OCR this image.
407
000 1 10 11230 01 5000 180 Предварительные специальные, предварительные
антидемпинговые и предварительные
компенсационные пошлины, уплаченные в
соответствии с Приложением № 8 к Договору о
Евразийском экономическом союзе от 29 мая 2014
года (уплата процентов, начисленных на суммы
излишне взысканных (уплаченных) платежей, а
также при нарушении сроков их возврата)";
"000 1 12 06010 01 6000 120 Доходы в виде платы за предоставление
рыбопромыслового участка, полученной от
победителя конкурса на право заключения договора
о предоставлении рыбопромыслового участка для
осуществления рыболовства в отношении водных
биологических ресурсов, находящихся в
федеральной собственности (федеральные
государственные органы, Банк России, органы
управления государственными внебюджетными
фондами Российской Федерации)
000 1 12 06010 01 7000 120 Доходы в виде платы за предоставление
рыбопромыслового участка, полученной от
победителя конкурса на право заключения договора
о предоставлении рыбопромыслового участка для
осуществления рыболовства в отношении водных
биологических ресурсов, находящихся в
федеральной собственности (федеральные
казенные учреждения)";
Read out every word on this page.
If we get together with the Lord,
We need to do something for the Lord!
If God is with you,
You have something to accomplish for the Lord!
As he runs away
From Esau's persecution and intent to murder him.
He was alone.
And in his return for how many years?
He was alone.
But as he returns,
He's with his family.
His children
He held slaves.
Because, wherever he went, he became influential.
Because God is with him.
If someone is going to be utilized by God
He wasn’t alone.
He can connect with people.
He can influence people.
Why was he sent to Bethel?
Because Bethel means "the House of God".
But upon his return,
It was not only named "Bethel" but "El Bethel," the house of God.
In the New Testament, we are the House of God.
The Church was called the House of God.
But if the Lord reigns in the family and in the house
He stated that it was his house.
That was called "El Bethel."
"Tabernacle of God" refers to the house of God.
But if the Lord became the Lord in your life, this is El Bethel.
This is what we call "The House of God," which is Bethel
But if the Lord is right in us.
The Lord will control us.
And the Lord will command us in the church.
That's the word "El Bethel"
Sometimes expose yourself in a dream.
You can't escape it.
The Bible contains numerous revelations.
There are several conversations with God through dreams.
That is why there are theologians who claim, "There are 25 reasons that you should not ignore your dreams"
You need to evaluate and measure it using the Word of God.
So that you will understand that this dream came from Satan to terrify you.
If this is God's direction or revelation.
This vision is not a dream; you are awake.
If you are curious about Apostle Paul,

##############################

From the line holding "Read out every word on this page." through the last line above, reproduce each line exactly and add nothing.

Output below:
Read out every word on this page.
If we get together with the Lord,
We need to do something for the Lord!
If God is with you,
You have something to accomplish for the Lord!
As he runs away
From Esau's persecution and intent to murder him.
He was alone.
And in his return for how many years?
He was alone.
But as he returns,
He's with his family.
His children
He held slaves.
Because, wherever he went, he became influential.
Because God is with him.
If someone is going to be utilized by God
He wasn’t alone.
He can connect with people.
He can influence people.
Why was he sent to Bethel?
Because Bethel means "the House of God".
But upon his return,
It was not only named "Bethel" but "El Bethel," the house of God.
In the New Testament, we are the House of God.
The Church was called the House of God.
But if the Lord reigns in the family and in the house
He stated that it was his house.
That was called "El Bethel."
"Tabernacle of God" refers to the house of God.
But if the Lord became the Lord in your life, this is El Bethel.
This is what we call "The House of God," which is Bethel
But if the Lord is right in us.
The Lord will control us.
And the Lord will command us in the church.
That's the word "El Bethel"
Sometimes expose yourself in a dream.
You can't escape it.
The Bible contains numerous revelations.
There are several conversations with God through dreams.
That is why there are theologians who claim, "There are 25 reasons that you should not ignore your dreams"
You need to evaluate and measure it using the Word of God.
So that you will understand that this dream came from Satan to terrify you.
If this is God's direction or revelation.
This vision is not a dream; you are awake.
If you are curious about Apostle Paul,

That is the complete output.